## RAW RECORDS
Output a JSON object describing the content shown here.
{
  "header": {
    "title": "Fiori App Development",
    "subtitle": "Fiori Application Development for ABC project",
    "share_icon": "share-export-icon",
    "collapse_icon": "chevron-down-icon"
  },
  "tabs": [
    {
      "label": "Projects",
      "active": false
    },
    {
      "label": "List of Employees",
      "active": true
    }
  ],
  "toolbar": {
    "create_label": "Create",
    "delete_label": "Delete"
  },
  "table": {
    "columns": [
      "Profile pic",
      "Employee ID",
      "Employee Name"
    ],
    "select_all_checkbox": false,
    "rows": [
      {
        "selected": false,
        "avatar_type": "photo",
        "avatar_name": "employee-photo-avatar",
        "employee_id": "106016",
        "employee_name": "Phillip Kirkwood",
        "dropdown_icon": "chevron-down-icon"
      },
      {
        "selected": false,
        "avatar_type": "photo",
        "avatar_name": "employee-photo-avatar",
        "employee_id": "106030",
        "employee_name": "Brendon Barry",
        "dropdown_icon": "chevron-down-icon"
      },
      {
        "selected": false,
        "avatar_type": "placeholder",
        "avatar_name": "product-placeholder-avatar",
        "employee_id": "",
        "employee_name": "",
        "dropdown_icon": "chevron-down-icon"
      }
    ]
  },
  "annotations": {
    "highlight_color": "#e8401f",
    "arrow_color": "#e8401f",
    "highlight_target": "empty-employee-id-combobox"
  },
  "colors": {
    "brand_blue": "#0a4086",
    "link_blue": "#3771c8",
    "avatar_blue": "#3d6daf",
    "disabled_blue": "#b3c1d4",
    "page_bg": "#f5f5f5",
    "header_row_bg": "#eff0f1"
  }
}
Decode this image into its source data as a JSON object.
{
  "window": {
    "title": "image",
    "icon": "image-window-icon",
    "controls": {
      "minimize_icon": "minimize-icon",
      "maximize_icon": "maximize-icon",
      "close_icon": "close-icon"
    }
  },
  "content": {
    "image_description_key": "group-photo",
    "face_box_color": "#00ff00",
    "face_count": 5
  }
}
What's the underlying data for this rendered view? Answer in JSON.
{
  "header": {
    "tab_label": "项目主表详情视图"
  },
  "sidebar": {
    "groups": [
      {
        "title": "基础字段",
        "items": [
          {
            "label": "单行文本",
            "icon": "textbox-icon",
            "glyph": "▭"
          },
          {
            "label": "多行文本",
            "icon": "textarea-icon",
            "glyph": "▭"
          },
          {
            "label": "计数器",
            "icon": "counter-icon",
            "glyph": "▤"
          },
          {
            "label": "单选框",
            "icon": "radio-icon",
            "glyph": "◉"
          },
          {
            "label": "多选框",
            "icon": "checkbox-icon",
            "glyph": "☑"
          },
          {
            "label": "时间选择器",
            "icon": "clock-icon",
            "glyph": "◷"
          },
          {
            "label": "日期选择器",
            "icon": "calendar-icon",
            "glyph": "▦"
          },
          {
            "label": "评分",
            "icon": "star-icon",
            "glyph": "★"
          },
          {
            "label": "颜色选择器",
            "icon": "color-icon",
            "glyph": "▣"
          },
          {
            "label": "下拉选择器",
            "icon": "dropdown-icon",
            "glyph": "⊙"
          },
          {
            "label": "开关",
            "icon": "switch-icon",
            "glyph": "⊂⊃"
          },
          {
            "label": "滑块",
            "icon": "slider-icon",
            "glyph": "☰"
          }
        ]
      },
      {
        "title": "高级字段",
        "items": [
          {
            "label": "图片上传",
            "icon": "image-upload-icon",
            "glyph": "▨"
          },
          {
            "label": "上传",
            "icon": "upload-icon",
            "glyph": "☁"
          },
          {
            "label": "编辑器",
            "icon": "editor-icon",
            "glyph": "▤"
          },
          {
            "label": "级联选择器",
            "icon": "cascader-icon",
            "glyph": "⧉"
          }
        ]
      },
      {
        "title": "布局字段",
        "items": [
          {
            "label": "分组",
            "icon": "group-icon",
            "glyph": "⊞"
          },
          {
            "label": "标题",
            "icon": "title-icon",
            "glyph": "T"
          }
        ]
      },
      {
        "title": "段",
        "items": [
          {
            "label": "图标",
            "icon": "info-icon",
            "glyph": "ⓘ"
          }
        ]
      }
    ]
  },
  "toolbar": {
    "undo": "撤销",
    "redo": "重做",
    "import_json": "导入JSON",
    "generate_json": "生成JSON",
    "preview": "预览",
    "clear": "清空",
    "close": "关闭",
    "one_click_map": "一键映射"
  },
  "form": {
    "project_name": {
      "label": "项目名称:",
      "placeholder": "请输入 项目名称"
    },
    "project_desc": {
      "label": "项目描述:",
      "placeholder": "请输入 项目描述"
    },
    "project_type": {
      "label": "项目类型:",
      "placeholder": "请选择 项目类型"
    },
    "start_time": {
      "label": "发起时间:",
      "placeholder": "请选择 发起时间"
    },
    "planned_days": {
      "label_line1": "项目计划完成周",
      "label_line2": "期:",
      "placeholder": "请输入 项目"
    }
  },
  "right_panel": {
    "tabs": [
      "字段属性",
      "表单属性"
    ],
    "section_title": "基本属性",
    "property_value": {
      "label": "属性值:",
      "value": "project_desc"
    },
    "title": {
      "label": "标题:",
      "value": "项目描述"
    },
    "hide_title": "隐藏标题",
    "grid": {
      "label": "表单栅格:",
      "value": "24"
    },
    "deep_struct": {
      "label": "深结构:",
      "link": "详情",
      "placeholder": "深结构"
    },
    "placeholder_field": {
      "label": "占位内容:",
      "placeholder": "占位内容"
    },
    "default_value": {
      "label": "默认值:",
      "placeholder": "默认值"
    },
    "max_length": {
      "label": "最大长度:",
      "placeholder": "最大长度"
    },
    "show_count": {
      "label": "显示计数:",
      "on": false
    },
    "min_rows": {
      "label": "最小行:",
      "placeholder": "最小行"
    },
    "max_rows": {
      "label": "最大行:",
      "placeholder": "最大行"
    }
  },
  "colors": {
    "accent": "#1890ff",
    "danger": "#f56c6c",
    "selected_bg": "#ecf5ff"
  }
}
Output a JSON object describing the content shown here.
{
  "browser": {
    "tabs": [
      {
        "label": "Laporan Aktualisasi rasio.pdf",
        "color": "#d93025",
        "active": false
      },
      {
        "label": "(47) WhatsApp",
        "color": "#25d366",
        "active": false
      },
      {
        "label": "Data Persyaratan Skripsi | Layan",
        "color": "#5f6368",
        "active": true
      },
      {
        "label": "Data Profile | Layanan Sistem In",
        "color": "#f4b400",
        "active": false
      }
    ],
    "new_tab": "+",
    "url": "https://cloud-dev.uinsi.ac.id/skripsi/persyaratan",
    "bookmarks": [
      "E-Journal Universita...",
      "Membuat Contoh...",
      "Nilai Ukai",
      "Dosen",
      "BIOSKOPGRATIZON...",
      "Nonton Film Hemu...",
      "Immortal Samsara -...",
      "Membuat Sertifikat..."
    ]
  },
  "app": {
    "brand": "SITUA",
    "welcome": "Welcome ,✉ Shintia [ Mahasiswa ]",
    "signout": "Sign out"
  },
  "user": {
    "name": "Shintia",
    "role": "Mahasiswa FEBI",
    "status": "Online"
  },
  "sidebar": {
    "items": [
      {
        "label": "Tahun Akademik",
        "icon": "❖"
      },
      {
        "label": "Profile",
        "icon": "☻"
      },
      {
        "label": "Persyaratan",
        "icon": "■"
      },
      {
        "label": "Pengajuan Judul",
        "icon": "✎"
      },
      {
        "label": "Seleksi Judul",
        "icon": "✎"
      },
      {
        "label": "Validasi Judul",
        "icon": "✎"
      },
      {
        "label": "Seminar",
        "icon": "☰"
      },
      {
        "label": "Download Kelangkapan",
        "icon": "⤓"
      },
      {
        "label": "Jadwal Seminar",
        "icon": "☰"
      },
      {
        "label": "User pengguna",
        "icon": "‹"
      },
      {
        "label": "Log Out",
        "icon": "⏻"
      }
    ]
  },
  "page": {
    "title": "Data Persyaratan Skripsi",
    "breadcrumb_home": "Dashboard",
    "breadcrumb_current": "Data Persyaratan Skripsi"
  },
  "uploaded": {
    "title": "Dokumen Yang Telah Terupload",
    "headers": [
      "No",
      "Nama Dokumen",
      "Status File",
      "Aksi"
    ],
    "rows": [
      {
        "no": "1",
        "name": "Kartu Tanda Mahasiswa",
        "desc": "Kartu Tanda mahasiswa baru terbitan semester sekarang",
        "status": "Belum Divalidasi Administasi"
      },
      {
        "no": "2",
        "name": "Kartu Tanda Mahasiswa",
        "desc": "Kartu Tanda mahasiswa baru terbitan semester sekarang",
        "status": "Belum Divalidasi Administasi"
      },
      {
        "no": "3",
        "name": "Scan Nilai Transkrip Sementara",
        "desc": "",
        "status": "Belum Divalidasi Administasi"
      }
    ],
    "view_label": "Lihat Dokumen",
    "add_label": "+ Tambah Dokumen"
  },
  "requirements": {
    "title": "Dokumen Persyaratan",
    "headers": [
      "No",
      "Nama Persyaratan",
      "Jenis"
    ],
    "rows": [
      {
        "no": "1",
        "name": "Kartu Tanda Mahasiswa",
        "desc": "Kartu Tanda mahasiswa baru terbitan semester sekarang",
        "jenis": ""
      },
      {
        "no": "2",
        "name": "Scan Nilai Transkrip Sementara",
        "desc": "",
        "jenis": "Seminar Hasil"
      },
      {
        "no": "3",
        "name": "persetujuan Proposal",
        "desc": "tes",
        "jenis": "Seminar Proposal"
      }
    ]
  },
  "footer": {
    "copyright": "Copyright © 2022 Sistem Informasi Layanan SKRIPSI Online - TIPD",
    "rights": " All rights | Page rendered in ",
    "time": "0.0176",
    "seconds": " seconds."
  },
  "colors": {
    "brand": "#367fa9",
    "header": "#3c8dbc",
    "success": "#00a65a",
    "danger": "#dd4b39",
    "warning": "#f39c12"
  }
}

## AIM OF THE EXERCISE
Set out every line from the material that contains the string "Shintia".

## SOLUTION TO THIS TASK
    "welcome": "Welcome ,✉ Shintia [ Mahasiswa ]",
    "name": "Shintia",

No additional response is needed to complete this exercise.